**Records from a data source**
-=-=-=-=-

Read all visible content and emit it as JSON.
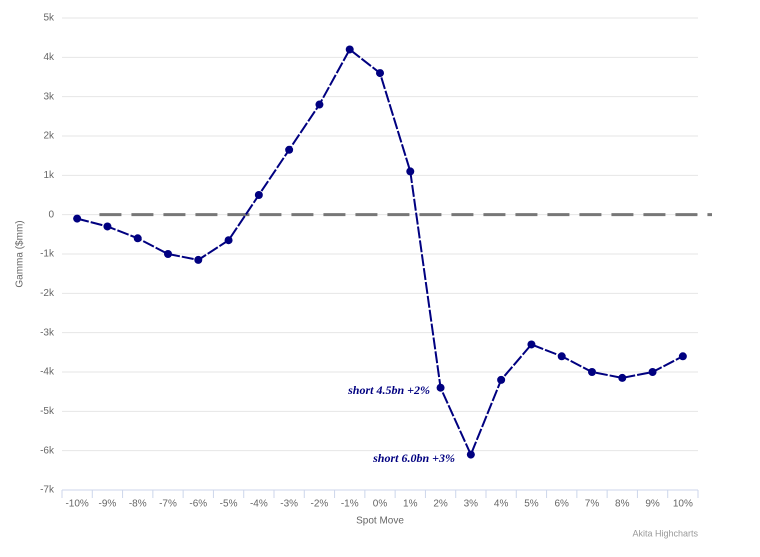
{
  "chart_data": {
    "type": "line",
    "y_axis_title": "Gamma ($mm)",
    "x_axis_title": "Spot Move",
    "credits": "Akita Highcharts",
    "categories": [
      "-10%",
      "-9%",
      "-8%",
      "-7%",
      "-6%",
      "-5%",
      "-4%",
      "-3%",
      "-2%",
      "-1%",
      "0%",
      "1%",
      "2%",
      "3%",
      "4%",
      "5%",
      "6%",
      "7%",
      "8%",
      "9%",
      "10%"
    ],
    "series": [
      {
        "color": "#000080",
        "values": [
          -100,
          -300,
          -600,
          -1000,
          -1150,
          -650,
          500,
          1650,
          2800,
          4200,
          3600,
          1100,
          -4400,
          -6100,
          -4200,
          -3300,
          -3600,
          -4000,
          -4150,
          -4000,
          -3600
        ]
      }
    ],
    "ylim": [
      -7000,
      5000
    ],
    "yticks": [
      {
        "value": -7000,
        "label": "-7k"
      },
      {
        "value": -6000,
        "label": "-6k"
      },
      {
        "value": -5000,
        "label": "-5k"
      },
      {
        "value": -4000,
        "label": "-4k"
      },
      {
        "value": -3000,
        "label": "-3k"
      },
      {
        "value": -2000,
        "label": "-2k"
      },
      {
        "value": -1000,
        "label": "-1k"
      },
      0,
      {
        "value": 1000,
        "label": "1k"
      },
      {
        "value": 2000,
        "label": "2k"
      },
      {
        "value": 3000,
        "label": "3k"
      },
      {
        "value": 4000,
        "label": "4k"
      },
      {
        "value": 5000,
        "label": "5k"
      }
    ],
    "grid": true,
    "plot_line": {
      "value": 0,
      "color": "#777777"
    },
    "annotations": [
      "short 4.5bn +2%",
      "short 6.0bn +3%"
    ]
  }
}
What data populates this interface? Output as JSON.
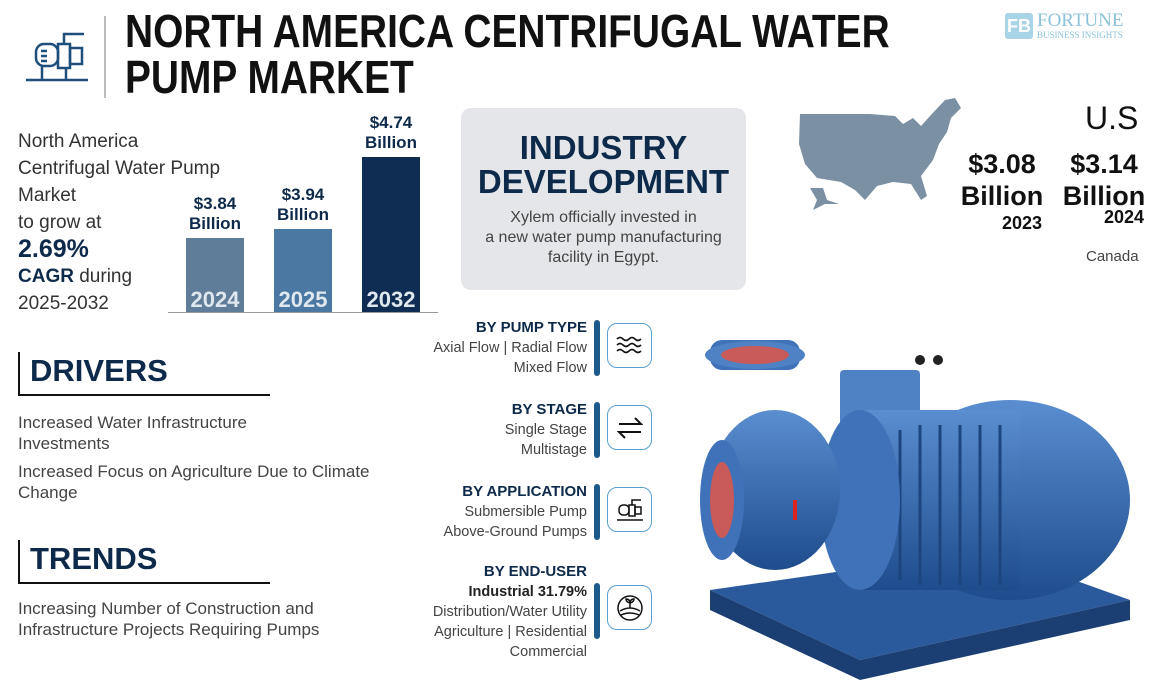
{
  "header": {
    "title_line1": "NORTH AMERICA CENTRIFUGAL WATER",
    "title_line2": "PUMP MARKET",
    "logo_text1": "FORTUNE",
    "logo_text2": "BUSINESS INSIGHTS",
    "logo_mark": "FB"
  },
  "intro": {
    "line1": "North America",
    "line2": "Centrifugal Water Pump",
    "line3": "Market",
    "line4": "to grow at",
    "cagr": "2.69%",
    "cagr_label": "CAGR",
    "during": "during",
    "period": "2025-2032"
  },
  "chart_data": {
    "type": "bar",
    "categories": [
      "2024",
      "2025",
      "2032"
    ],
    "values": [
      3.84,
      3.94,
      4.74
    ],
    "value_labels": [
      "$3.84",
      "$3.94",
      "$4.74"
    ],
    "unit": "Billion",
    "colors": [
      "#5f7d98",
      "#4a78a3",
      "#0f2d52"
    ]
  },
  "industry": {
    "title1": "INDUSTRY",
    "title2": "DEVELOPMENT",
    "text1": "Xylem officially invested in",
    "text2": "a new water pump manufacturing",
    "text3": "facility in Egypt."
  },
  "regions": {
    "us_label": "U.S",
    "v2023": "$3.08",
    "v2024": "$3.14",
    "unit": "Billion",
    "y2023": "2023",
    "y2024": "2024",
    "canada": "Canada",
    "map_color": "#7b91a3"
  },
  "drivers": {
    "title": "DRIVERS",
    "items": [
      "Increased Water Infrastructure Investments",
      "Increased Focus on Agriculture Due to Climate Change"
    ]
  },
  "trends": {
    "title": "TRENDS",
    "items": [
      "Increasing Number of Construction and Infrastructure Projects Requiring Pumps"
    ]
  },
  "segments": [
    {
      "title": "BY PUMP TYPE",
      "lines": [
        "Axial Flow  |  Radial Flow",
        "Mixed Flow"
      ],
      "icon": "waves-icon"
    },
    {
      "title": "BY STAGE",
      "lines": [
        "Single Stage",
        "Multistage"
      ],
      "icon": "exchange-arrows-icon"
    },
    {
      "title": "BY APPLICATION",
      "lines": [
        "Submersible Pump",
        "Above-Ground Pumps"
      ],
      "icon": "pump-icon"
    },
    {
      "title": "BY END-USER",
      "highlight": "Industrial 31.79%",
      "lines": [
        "Distribution/Water Utility",
        "Agriculture  |  Residential",
        "Commercial"
      ],
      "icon": "agriculture-icon"
    }
  ],
  "colors": {
    "navy": "#0e2a4a",
    "accent": "#1d5a8c",
    "pump_blue": "#2f63a8"
  }
}
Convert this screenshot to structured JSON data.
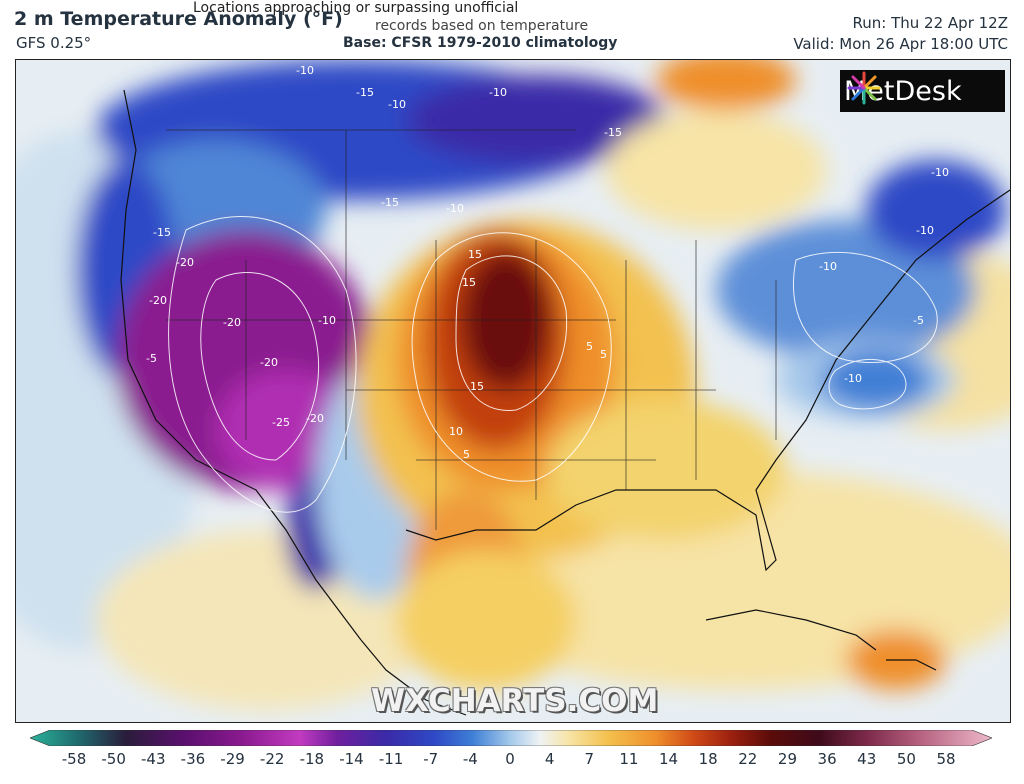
{
  "header": {
    "title": "2 m Temperature Anomaly (°F)",
    "model": "GFS 0.25°",
    "notice_line1": "Locations approaching or surpassing unofficial",
    "notice_line2": "records based on temperature",
    "base": "Base: CFSR 1979-2010 climatology",
    "run": "Run: Thu 22 Apr 12Z",
    "valid": "Valid: Mon 26 Apr 18:00 UTC"
  },
  "logo": {
    "text": "MetDesk"
  },
  "watermark": "WXCHARTS.COM",
  "colorbar": {
    "ticks": [
      "-58",
      "-50",
      "-43",
      "-36",
      "-29",
      "-22",
      "-18",
      "-14",
      "-11",
      "-7",
      "-4",
      "0",
      "4",
      "7",
      "11",
      "14",
      "18",
      "22",
      "29",
      "36",
      "43",
      "50",
      "58"
    ],
    "colors": [
      "#2bb39a",
      "#1f5a6e",
      "#2a1c3a",
      "#5a0f6e",
      "#8a1a8f",
      "#c23bc0",
      "#6f1f9e",
      "#3a2aa8",
      "#2f49c6",
      "#3f7fd6",
      "#8fc1ec",
      "#e8f0f6",
      "#f7e4a6",
      "#f3c14f",
      "#ef8f2c",
      "#d04a17",
      "#9a1f0f",
      "#5b0c0a",
      "#3e0a1a",
      "#7d2a4a",
      "#b15c7a",
      "#d88fa8",
      "#efb8cb"
    ]
  },
  "contour_labels": [
    "-10",
    "-15",
    "-10",
    "-10",
    "-15",
    "-15",
    "-10",
    "-15",
    "-20",
    "-20",
    "-20",
    "-20",
    "-25",
    "-20",
    "-10",
    "15",
    "15",
    "15",
    "10",
    "5",
    "-10",
    "-10",
    "-5",
    "-10",
    "-10",
    "-5",
    "5",
    "5"
  ]
}
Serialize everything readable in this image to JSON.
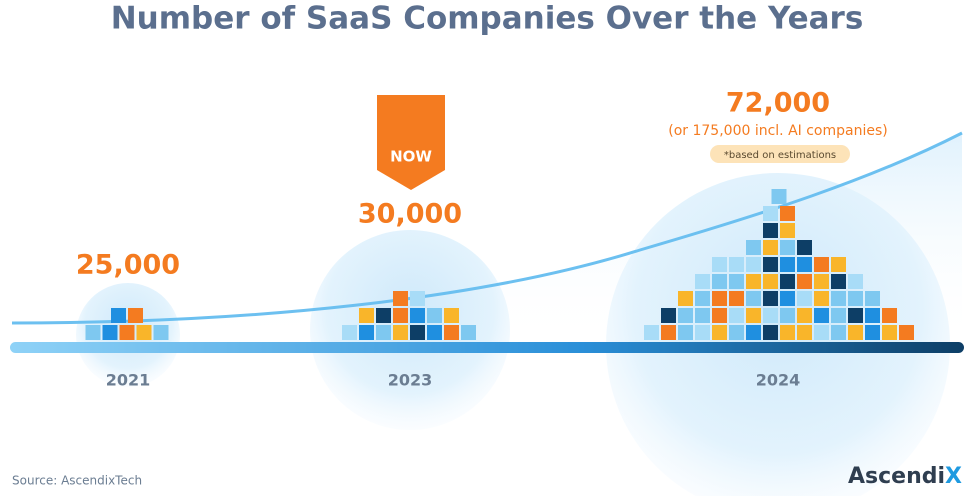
{
  "title": "Number of SaaS Companies Over the Years",
  "milestones": [
    {
      "year": "2021",
      "count": "25,000"
    },
    {
      "year": "2023",
      "count": "30,000",
      "badge": "NOW"
    },
    {
      "year": "2024",
      "count": "72,000",
      "detail": "(or 175,000 incl. AI companies)",
      "note": "*based on estimations"
    }
  ],
  "source": "Source:  AscendixTech",
  "brand": {
    "name": "Ascendi",
    "mark": "X"
  }
}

-=-=-=-=-

**TO DO**
Search the listing above for the string "JSON". Copy every line that contains it.

**SOLUTION**
Read all visible content and emit it as JSON.
What data populates this interface? Output as JSON.
Convert this screenshot to structured JSON data.
Serialize everything readable in this image to JSON.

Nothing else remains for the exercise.